### The request
Extract all lines that hold "range" from the records below.

### Exercise inputs
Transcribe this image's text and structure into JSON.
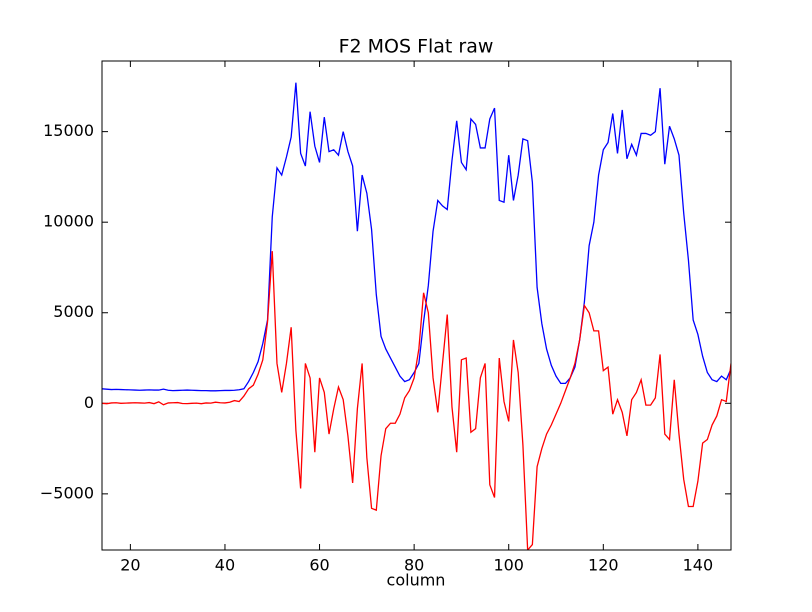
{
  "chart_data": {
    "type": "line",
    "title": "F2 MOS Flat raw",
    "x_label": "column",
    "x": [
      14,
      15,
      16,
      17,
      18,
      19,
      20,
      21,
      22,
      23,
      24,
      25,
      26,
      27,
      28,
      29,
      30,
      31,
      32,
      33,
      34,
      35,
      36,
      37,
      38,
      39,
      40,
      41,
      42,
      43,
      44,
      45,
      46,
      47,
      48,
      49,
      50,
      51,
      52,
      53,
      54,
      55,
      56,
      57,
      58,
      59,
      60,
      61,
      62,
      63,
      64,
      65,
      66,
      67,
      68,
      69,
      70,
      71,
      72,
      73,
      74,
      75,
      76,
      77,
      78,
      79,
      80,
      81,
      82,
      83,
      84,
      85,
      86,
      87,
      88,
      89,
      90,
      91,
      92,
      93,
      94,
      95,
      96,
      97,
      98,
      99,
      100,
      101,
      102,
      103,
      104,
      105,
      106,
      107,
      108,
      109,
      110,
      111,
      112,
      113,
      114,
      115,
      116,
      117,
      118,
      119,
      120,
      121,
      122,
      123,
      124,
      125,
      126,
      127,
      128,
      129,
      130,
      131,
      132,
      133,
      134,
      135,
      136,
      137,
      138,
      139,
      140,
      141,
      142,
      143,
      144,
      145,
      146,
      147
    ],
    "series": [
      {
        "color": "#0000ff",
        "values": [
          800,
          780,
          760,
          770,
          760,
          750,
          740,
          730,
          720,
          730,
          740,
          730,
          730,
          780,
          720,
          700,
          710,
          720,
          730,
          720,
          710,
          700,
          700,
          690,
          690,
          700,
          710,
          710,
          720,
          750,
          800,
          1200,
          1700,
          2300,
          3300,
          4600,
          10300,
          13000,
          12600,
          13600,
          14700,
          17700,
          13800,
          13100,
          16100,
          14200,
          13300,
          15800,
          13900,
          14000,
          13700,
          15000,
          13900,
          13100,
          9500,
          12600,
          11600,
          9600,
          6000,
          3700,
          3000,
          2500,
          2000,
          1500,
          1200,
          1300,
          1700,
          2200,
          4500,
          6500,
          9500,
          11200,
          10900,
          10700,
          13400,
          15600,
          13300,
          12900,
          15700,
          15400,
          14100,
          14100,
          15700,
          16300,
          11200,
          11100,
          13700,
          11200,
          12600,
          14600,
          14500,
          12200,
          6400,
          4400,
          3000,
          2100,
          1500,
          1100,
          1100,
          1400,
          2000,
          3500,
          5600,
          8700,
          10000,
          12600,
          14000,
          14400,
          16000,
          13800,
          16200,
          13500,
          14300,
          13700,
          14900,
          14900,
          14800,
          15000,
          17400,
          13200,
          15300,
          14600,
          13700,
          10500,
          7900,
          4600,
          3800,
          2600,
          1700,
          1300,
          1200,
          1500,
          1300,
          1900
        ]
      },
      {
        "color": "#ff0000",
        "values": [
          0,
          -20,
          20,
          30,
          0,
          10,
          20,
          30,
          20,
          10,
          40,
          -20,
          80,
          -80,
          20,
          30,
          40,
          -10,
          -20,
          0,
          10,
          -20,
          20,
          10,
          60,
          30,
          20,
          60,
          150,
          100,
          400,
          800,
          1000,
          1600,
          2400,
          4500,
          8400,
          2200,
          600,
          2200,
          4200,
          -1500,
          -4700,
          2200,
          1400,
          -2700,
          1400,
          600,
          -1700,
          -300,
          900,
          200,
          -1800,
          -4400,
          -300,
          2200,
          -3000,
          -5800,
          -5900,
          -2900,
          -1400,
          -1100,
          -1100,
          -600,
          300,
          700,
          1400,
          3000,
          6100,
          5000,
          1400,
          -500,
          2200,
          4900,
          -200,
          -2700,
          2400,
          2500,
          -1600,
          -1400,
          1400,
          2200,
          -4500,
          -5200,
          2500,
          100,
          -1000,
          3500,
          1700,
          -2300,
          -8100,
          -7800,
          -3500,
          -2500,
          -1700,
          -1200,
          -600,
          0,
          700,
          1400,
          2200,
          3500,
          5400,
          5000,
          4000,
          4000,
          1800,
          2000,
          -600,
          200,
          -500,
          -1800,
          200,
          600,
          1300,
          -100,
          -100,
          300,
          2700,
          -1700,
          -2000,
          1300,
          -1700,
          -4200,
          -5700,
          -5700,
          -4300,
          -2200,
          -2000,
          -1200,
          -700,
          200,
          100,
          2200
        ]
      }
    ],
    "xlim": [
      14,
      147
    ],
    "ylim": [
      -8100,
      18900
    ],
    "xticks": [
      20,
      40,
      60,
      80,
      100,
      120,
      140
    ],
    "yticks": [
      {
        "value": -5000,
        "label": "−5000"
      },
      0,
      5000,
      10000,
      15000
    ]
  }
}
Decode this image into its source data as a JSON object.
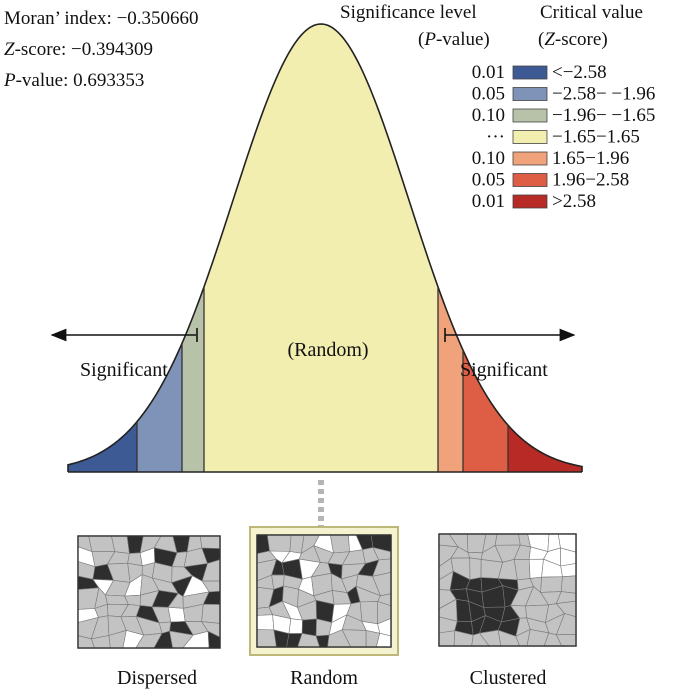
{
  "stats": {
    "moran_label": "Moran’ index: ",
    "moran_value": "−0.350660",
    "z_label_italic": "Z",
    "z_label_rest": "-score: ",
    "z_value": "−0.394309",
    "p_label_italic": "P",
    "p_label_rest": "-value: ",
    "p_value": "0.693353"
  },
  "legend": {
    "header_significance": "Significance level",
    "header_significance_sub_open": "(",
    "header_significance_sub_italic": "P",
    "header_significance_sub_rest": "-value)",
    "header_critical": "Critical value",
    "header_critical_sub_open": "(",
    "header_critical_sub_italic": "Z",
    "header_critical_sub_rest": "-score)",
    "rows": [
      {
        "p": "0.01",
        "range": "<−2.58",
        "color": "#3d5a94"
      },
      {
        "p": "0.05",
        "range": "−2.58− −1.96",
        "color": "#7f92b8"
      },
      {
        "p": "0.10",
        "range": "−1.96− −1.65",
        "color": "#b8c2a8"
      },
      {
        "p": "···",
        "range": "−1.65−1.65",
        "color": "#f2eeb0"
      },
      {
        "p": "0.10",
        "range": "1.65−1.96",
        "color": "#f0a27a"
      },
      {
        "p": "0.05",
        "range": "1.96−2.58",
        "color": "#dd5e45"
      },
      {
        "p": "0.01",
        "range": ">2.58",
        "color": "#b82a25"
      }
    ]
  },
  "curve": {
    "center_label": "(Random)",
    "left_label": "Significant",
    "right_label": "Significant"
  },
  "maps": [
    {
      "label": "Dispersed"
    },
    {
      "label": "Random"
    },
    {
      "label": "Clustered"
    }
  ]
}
---
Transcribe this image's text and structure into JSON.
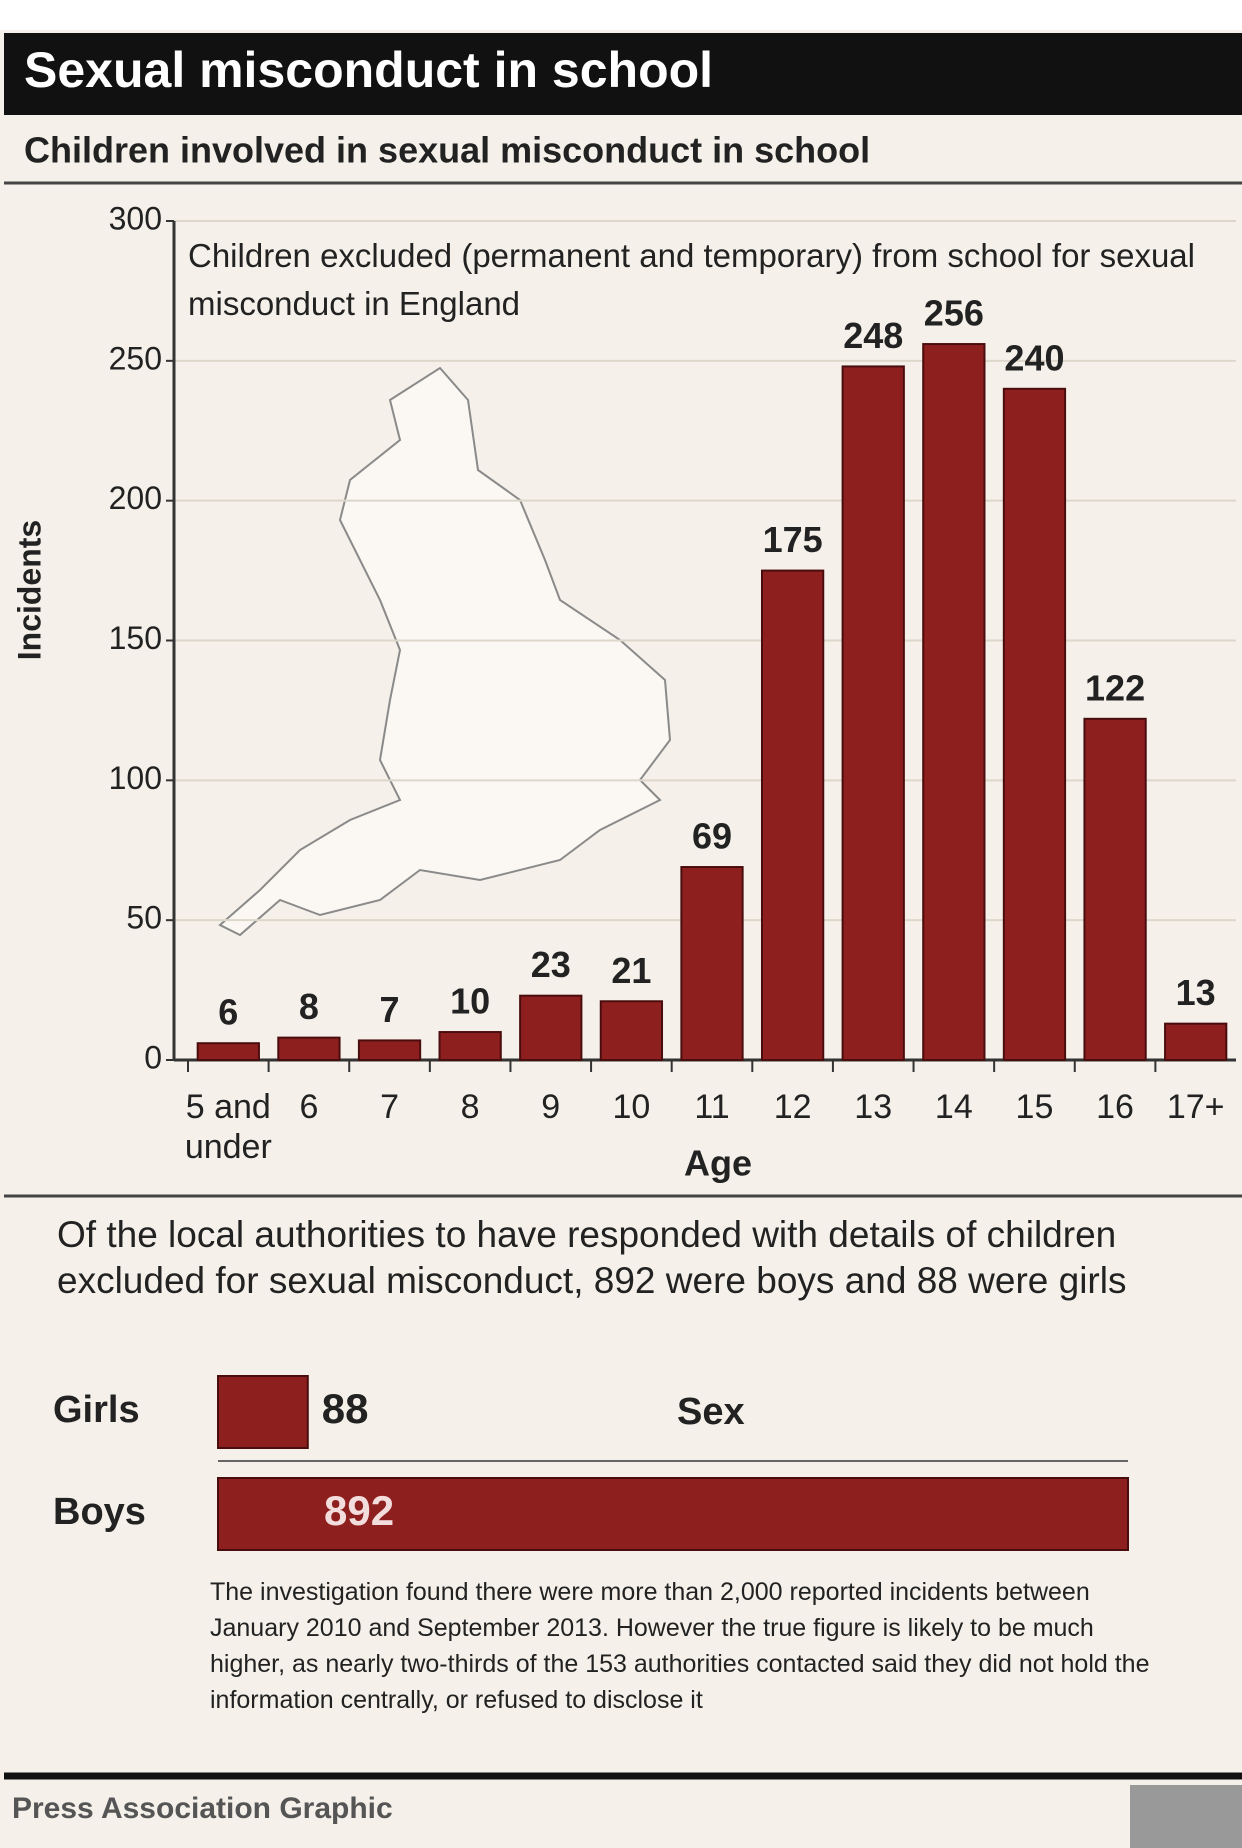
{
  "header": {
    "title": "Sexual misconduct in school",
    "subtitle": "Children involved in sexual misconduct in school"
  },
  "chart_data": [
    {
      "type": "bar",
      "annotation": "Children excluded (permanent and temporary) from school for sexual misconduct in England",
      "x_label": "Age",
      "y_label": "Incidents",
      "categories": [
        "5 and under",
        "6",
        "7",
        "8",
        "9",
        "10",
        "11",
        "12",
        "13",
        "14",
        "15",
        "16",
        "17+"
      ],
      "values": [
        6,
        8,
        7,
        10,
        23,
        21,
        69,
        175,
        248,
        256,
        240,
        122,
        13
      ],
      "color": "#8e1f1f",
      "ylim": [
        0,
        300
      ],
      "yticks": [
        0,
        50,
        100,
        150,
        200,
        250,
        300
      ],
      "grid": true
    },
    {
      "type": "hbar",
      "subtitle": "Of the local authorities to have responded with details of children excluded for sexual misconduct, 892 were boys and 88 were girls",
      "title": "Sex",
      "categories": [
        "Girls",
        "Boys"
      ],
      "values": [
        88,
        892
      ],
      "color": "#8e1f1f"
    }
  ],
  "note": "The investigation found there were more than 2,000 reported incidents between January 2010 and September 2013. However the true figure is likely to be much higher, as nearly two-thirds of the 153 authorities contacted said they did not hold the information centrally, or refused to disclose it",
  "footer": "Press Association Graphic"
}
* * *
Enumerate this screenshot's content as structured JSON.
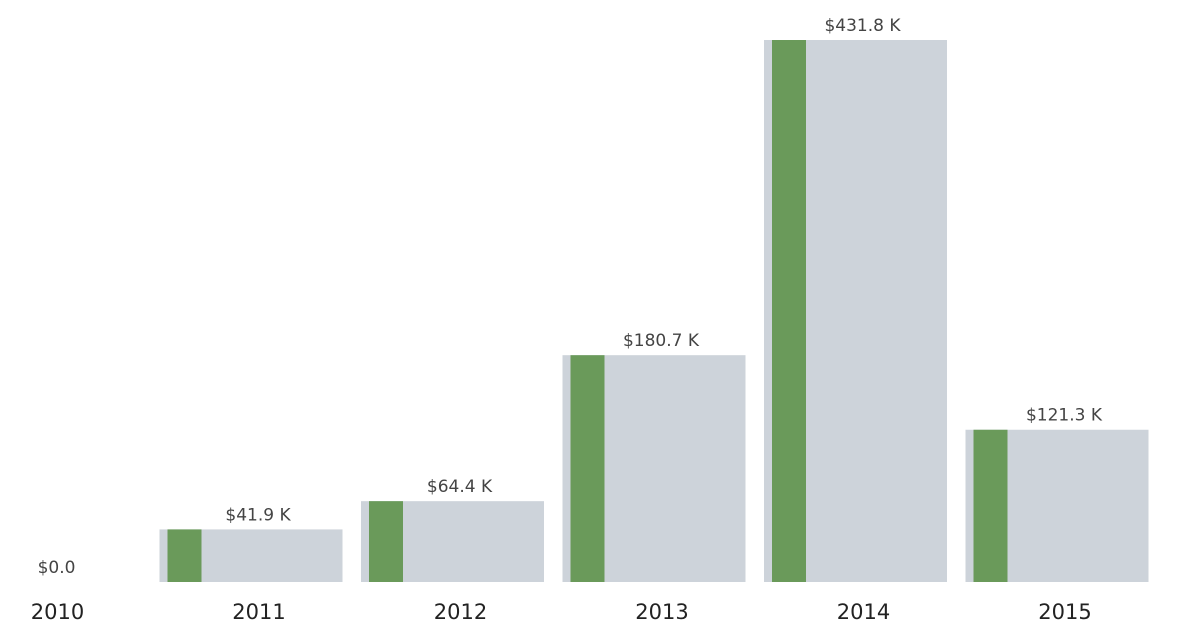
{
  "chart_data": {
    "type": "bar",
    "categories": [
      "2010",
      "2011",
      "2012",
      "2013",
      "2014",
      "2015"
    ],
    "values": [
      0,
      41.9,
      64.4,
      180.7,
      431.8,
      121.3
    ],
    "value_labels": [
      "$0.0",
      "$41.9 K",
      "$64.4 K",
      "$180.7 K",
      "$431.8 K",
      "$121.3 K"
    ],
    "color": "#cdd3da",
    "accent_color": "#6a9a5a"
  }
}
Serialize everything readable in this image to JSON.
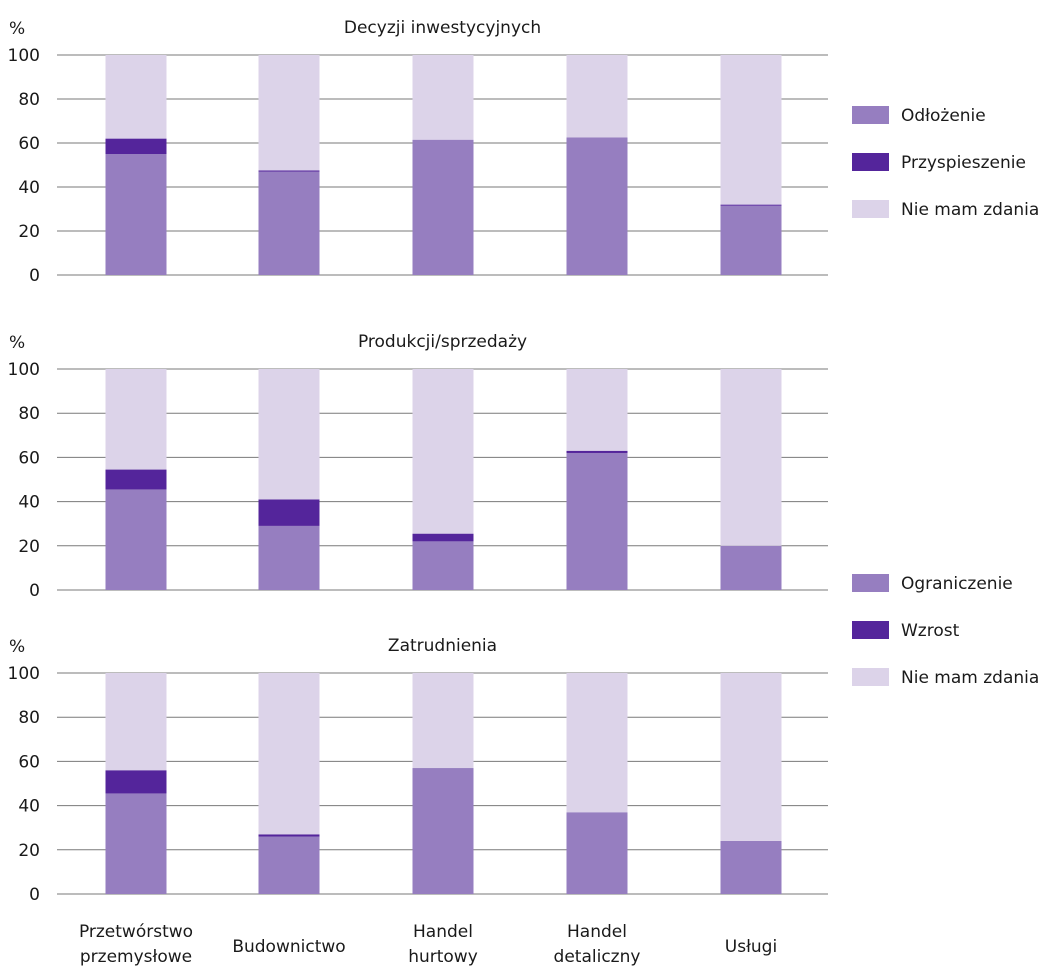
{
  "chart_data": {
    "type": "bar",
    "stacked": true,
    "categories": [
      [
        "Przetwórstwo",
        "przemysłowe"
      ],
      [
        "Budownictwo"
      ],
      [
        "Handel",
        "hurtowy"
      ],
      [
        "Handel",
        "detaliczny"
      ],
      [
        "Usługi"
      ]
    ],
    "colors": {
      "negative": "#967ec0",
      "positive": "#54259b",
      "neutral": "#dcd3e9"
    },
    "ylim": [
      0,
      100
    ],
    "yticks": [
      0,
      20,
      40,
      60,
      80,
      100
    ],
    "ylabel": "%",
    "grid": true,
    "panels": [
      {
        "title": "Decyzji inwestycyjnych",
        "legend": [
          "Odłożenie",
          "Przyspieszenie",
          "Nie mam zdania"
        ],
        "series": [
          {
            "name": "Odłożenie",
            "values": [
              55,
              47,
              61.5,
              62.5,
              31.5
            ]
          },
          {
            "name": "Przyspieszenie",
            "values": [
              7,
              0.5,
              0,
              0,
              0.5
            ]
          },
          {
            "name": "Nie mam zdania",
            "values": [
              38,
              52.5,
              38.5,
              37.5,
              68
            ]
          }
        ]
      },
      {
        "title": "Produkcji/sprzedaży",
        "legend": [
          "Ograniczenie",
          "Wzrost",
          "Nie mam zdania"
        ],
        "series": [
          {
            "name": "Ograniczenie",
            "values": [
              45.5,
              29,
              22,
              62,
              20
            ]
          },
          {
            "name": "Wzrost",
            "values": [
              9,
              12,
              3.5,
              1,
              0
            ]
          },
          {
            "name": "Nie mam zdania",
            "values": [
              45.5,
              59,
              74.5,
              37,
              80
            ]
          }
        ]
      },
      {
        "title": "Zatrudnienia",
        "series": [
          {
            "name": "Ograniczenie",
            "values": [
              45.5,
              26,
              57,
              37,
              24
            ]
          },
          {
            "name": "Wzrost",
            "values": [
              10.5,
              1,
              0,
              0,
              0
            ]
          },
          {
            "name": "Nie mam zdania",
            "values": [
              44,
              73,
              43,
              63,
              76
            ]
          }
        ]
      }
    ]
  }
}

### Reply
        "range": "<−2.58",
        "range": "−2.58− −1.96",
        "range": "−1.96− −1.65",
        "range": "−1.65−1.65",
        "range": "1.65−1.96",
        "range": "1.96−2.58",
        "range": ">2.58",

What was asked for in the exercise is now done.